| EXCERPTED DATA |
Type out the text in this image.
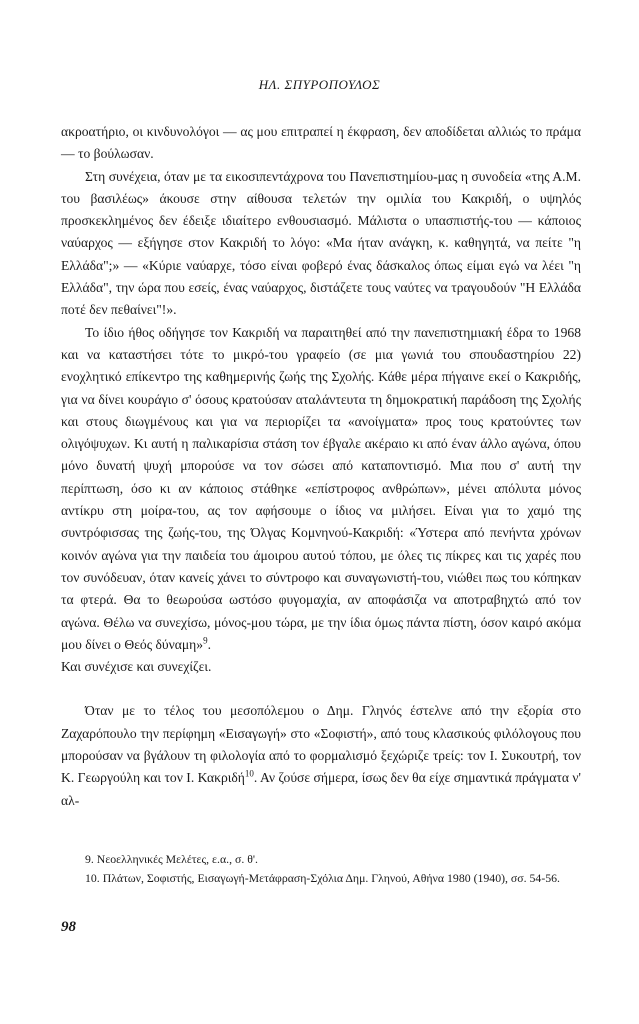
ΗΛ. ΣΠΥΡΟΠΟΥΛΟΣ

ακροατήριο, οι κινδυνολόγοι — ας μου επιτραπεί η έκφραση, δεν αποδίδεται αλλιώς το πράμα — το βούλωσαν.

Στη συνέχεια, όταν με τα εικοσιπεντάχρονα του Πανεπιστημίου-μας η συνοδεία «της Α.Μ. του βασιλέως» άκουσε στην αίθουσα τελετών την ομιλία του Κακριδή, ο υψηλός προσκεκλημένος δεν έδειξε ιδιαίτερο ενθουσιασμό. Μάλιστα ο υπασπιστής-του — κάποιος ναύαρχος — εξήγησε στον Κακριδή το λόγο: «Μα ήταν ανάγκη, κ. καθηγητά, να πείτε "η Ελλάδα";» — «Κύριε ναύαρχε, τόσο είναι φοβερό ένας δάσκαλος όπως είμαι εγώ να λέει "η Ελλάδα", την ώρα που εσείς, ένας ναύαρχος, διστάζετε τους ναύτες να τραγουδούν "Η Ελλάδα ποτέ δεν πεθαίνει"!».

Το ίδιο ήθος οδήγησε τον Κακριδή να παραιτηθεί από την πανεπιστημιακή έδρα το 1968 και να καταστήσει τότε το μικρό-του γραφείο (σε μια γωνιά του σπουδαστηρίου 22) ενοχλητικό επίκεντρο της καθημερινής ζωής της Σχολής. Κάθε μέρα πήγαινε εκεί ο Κακριδής, για να δίνει κουράγιο σ' όσους κρατούσαν αταλάντευτα τη δημοκρατική παράδοση της Σχολής και στους διωγμένους και για να περιορίζει τα «ανοίγματα» προς τους κρατούντες των ολιγόψυχων. Κι αυτή η παλικαρίσια στάση τον έβγαλε ακέραιο κι από έναν άλλο αγώνα, όπου μόνο δυνατή ψυχή μπορούσε να τον σώσει από καταποντισμό. Μια που σ' αυτή την περίπτωση, όσο κι αν κάποιος στάθηκε «επίστροφος ανθρώπων», μένει απόλυτα μόνος αντίκρυ στη μοίρα-του, ας τον αφήσουμε ο ίδιος να μιλήσει. Είναι για το χαμό της συντρόφισσας της ζωής-του, της Όλγας Κομνηνού-Κακριδή: «Ύστερα από πενήντα χρόνων κοινόν αγώνα για την παιδεία του άμοιρου αυτού τόπου, με όλες τις πίκρες και τις χαρές που τον συνόδευαν, όταν κανείς χάνει το σύντροφο και συναγωνιστή-του, νιώθει πως του κόπηκαν τα φτερά. Θα το θεωρούσα ωστόσο φυγομαχία, αν αποφάσιζα να αποτραβηχτώ από τον αγώνα. Θέλω να συνεχίσω, μόνος-μου τώρα, με την ίδια όμως πάντα πίστη, όσον καιρό ακόμα μου δίνει ο Θεός δύναμη»$^9$.

Και συνέχισε και συνεχίζει.

Όταν με το τέλος του μεσοπόλεμου ο Δημ. Γληνός έστελνε από την εξορία στο Ζαχαρόπουλο την περίφημη «Εισαγωγή» στο «Σοφιστή», από τους κλασικούς φιλόλογους που μπορούσαν να βγάλουν τη φιλολογία από το φορμαλισμό ξεχώριζε τρείς: τον Ι. Συκουτρή, τον Κ. Γεωργούλη και τον Ι. Κακριδή$^{10}$. Αν ζούσε σήμερα, ίσως δεν θα είχε σημαντικά πράγματα ν' αλ-

9. Νεοελληνικές Μελέτες, ε.α., σ. θ'.

10. Πλάτων, Σοφιστής, Εισαγωγή-Μετάφραση-Σχόλια Δημ. Γληνού, Αθήνα 1980 (1940), σσ. 54-56.

98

| WORK INSTRUCTIONS |
Figure out how many lines above include the string "Εισαγωγή", then report that number and nothing else.

| SOLVED PROBLEM |
2